## start Material for this exercise
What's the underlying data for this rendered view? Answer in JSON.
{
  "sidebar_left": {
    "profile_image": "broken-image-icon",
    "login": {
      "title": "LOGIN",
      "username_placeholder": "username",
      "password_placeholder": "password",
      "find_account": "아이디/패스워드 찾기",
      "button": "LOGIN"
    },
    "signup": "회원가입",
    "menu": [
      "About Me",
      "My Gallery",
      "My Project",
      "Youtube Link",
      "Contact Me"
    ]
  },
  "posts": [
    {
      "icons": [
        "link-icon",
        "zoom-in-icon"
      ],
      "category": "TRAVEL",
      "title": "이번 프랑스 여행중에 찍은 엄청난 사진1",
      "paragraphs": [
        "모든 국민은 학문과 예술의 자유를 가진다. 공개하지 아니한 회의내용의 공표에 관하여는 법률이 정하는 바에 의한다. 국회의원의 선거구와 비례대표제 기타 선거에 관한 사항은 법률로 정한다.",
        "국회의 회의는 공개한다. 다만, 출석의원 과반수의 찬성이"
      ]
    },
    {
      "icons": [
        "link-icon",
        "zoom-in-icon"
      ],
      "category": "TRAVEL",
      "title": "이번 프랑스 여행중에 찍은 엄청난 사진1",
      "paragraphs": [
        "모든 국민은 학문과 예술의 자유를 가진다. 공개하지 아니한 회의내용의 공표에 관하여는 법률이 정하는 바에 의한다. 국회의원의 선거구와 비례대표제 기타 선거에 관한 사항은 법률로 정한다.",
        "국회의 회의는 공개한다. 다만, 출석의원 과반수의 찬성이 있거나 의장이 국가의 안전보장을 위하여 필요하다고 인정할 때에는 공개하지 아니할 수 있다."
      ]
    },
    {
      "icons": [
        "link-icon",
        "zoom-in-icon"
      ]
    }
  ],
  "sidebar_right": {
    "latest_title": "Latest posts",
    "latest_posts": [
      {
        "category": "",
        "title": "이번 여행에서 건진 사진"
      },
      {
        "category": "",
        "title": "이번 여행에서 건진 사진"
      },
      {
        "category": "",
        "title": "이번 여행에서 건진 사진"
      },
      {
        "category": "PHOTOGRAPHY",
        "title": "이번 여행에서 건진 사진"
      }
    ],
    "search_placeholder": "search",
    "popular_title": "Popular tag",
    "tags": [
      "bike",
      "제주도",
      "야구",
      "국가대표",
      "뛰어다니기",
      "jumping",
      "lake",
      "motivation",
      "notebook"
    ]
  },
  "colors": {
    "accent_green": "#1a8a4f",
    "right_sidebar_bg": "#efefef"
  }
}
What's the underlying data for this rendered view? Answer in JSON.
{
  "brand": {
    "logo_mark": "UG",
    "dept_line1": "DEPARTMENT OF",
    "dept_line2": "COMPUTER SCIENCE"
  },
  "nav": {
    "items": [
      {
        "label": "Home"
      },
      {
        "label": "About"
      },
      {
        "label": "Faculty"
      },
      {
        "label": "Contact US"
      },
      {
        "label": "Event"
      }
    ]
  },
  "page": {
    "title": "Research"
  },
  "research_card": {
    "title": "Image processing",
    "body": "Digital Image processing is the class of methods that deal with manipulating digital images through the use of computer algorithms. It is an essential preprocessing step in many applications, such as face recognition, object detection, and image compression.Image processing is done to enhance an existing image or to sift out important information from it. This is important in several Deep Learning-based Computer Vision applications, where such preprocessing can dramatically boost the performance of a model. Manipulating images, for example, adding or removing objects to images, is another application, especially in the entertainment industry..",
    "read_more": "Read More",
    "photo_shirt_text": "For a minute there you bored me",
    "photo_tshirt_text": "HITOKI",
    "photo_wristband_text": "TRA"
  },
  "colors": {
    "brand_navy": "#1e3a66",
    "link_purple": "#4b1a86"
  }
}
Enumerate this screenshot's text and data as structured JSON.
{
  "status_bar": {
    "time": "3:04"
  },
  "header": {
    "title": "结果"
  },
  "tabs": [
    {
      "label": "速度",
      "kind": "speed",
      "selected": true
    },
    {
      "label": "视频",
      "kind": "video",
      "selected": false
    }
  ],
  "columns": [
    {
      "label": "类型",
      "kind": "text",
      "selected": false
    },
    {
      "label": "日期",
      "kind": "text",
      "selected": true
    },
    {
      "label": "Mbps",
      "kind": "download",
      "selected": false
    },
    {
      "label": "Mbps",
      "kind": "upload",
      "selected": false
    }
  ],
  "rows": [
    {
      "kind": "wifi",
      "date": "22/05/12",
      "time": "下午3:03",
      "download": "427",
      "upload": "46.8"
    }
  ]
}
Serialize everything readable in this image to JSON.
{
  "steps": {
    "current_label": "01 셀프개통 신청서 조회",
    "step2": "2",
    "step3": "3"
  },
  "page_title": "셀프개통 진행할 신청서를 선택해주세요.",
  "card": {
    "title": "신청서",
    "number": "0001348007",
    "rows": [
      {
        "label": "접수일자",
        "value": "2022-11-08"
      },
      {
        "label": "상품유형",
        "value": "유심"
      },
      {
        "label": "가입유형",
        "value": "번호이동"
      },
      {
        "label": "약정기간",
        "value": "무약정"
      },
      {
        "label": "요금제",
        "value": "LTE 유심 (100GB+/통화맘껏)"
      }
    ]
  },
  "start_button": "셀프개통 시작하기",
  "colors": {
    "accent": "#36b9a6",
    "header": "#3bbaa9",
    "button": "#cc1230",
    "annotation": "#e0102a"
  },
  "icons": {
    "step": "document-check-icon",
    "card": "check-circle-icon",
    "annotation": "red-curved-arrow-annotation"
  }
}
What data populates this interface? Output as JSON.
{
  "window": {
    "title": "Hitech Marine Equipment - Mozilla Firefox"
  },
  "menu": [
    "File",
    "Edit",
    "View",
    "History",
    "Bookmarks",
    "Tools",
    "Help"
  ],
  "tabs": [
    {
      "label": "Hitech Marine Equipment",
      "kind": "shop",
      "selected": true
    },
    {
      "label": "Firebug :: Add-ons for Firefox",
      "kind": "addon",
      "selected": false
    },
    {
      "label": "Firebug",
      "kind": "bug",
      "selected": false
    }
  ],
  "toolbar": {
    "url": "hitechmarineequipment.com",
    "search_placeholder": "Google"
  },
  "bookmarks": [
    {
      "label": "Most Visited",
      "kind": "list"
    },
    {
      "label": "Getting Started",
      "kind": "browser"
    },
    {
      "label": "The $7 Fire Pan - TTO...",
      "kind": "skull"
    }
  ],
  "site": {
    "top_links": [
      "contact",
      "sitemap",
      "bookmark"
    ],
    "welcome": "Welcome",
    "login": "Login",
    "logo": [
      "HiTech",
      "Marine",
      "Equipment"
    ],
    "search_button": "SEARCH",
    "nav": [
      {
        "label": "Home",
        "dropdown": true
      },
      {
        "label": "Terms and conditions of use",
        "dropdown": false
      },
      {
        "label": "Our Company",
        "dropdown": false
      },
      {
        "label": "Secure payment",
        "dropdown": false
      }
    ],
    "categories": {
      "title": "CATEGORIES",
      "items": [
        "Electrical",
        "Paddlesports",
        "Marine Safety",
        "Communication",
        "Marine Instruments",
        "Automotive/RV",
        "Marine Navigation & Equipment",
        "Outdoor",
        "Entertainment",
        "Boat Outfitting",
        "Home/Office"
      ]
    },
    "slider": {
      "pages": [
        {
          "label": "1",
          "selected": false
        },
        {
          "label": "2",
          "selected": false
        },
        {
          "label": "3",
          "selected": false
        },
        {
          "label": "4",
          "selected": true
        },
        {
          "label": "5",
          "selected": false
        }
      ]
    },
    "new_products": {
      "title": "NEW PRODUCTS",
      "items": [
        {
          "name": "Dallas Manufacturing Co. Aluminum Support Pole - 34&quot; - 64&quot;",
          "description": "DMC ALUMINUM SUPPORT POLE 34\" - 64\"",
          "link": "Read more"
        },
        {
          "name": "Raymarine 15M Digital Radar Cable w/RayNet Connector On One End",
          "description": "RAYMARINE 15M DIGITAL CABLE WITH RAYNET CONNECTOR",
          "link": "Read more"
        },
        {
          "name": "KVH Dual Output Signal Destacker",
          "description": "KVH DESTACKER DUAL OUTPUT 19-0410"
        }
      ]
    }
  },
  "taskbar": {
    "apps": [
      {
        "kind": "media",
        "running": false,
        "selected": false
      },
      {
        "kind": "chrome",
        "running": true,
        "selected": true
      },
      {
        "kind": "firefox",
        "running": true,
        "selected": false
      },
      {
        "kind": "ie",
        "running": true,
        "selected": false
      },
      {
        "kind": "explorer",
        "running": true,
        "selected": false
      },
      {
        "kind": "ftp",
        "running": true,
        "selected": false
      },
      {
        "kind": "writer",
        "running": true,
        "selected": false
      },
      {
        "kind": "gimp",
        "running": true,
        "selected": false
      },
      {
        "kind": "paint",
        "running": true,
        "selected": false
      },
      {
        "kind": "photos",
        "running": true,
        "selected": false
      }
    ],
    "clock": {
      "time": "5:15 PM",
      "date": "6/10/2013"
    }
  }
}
## end Material for this exercise
**Given request**
Check each line above for "data" and return the ones that have it.

**Task output**
What's the underlying data for this rendered view? Answer in JSON.
What's the underlying data for this rendered view? Answer in JSON.
Enumerate this screenshot's text and data as structured JSON.
What data populates this interface? Output as JSON.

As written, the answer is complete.